#### Directions
All lines holding the string "https" are to be shown.

* begin *

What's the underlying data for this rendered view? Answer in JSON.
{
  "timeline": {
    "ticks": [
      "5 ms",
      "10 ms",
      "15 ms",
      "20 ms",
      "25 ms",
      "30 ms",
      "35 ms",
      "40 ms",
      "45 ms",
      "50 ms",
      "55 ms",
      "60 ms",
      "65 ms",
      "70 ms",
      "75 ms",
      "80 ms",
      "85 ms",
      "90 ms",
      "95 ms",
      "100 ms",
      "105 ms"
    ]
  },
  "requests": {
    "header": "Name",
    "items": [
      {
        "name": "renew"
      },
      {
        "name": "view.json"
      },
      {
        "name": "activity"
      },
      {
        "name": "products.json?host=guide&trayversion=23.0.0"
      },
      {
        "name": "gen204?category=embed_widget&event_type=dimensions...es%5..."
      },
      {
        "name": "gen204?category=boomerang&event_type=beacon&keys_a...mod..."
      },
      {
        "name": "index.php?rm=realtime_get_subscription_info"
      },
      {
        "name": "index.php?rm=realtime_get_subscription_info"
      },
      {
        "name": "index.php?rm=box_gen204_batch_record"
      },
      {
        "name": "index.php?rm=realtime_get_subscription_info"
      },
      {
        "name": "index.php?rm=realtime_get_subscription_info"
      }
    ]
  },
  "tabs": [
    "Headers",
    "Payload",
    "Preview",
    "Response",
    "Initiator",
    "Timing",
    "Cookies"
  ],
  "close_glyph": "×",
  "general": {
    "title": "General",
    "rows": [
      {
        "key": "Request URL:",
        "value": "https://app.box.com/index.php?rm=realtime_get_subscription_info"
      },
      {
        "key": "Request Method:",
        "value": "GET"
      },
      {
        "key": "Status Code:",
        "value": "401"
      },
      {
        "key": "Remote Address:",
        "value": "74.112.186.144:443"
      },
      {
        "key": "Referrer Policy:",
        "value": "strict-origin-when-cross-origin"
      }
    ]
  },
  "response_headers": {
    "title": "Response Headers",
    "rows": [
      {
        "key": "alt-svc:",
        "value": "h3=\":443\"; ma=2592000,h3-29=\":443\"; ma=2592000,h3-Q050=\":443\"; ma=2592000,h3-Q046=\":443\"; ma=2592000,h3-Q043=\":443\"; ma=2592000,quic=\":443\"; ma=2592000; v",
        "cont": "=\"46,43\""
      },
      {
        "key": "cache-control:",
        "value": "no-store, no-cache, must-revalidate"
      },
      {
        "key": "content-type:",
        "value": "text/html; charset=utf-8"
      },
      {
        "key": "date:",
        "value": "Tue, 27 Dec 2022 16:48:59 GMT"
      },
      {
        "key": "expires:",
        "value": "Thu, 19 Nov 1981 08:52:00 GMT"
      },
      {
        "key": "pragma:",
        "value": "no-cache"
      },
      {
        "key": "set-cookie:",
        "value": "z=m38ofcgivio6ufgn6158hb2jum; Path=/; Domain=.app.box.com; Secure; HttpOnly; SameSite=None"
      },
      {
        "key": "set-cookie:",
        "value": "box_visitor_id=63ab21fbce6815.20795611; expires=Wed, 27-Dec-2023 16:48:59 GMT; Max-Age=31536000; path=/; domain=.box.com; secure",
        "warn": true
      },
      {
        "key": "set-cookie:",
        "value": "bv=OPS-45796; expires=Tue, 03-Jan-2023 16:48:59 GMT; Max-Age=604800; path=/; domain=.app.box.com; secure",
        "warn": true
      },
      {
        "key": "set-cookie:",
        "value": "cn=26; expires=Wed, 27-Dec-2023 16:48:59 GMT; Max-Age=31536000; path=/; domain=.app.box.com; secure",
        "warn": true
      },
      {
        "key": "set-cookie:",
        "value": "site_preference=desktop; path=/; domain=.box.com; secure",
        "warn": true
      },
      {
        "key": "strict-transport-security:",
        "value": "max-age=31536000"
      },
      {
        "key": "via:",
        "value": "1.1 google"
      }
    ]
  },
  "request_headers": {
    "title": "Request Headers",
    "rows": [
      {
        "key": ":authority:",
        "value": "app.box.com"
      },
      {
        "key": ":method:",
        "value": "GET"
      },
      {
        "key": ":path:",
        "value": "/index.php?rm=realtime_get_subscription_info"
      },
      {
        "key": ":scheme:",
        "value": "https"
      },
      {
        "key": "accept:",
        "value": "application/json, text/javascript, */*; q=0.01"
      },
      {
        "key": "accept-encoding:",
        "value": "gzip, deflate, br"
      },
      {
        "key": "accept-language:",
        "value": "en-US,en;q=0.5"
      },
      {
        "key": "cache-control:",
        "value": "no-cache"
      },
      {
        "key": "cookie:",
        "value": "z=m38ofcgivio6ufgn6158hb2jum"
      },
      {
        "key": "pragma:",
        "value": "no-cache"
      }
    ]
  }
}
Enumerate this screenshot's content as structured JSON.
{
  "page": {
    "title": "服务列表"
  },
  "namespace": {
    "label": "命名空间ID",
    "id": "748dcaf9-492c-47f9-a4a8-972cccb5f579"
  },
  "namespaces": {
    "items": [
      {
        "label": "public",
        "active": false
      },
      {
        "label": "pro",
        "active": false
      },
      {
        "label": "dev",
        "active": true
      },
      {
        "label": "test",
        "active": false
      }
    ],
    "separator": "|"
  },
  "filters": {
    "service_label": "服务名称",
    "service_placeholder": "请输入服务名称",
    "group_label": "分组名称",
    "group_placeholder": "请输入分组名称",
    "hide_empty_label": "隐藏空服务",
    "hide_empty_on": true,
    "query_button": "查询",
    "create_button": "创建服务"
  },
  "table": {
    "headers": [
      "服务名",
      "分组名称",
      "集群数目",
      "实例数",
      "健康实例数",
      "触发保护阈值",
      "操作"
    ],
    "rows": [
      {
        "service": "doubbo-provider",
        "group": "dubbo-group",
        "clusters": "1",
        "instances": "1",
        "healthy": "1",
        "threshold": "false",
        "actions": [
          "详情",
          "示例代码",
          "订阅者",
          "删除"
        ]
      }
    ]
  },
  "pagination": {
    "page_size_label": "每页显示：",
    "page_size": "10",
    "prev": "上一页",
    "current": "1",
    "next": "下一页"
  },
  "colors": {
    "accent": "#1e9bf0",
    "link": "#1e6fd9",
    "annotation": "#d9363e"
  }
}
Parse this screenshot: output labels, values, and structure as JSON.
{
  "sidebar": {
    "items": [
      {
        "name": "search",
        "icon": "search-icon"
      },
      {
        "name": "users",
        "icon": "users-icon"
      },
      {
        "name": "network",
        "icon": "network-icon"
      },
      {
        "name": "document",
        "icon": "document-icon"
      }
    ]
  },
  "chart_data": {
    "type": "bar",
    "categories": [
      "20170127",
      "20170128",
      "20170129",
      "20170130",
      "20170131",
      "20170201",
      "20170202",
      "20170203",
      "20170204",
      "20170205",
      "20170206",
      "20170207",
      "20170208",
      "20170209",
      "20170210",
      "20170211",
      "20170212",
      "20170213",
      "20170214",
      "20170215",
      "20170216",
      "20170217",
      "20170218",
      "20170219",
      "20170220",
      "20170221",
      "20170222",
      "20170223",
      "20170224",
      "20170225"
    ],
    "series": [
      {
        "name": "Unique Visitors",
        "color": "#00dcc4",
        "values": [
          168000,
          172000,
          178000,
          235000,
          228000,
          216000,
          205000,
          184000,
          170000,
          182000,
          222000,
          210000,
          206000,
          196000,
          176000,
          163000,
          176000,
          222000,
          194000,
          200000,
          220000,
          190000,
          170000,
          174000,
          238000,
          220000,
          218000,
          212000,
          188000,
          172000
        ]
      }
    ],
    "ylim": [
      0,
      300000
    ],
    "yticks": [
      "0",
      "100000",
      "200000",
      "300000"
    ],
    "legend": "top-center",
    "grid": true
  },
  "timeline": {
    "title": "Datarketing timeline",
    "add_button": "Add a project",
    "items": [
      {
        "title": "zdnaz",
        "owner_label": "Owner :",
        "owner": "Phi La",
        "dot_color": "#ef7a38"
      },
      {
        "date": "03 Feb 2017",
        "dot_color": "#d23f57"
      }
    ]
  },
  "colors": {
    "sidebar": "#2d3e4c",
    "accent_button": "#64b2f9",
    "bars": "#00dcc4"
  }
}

* end *

#### Result of the exercise
        "value": "https://app.box.com/index.php?rm=realtime_get_subscription_info"
        "value": "https"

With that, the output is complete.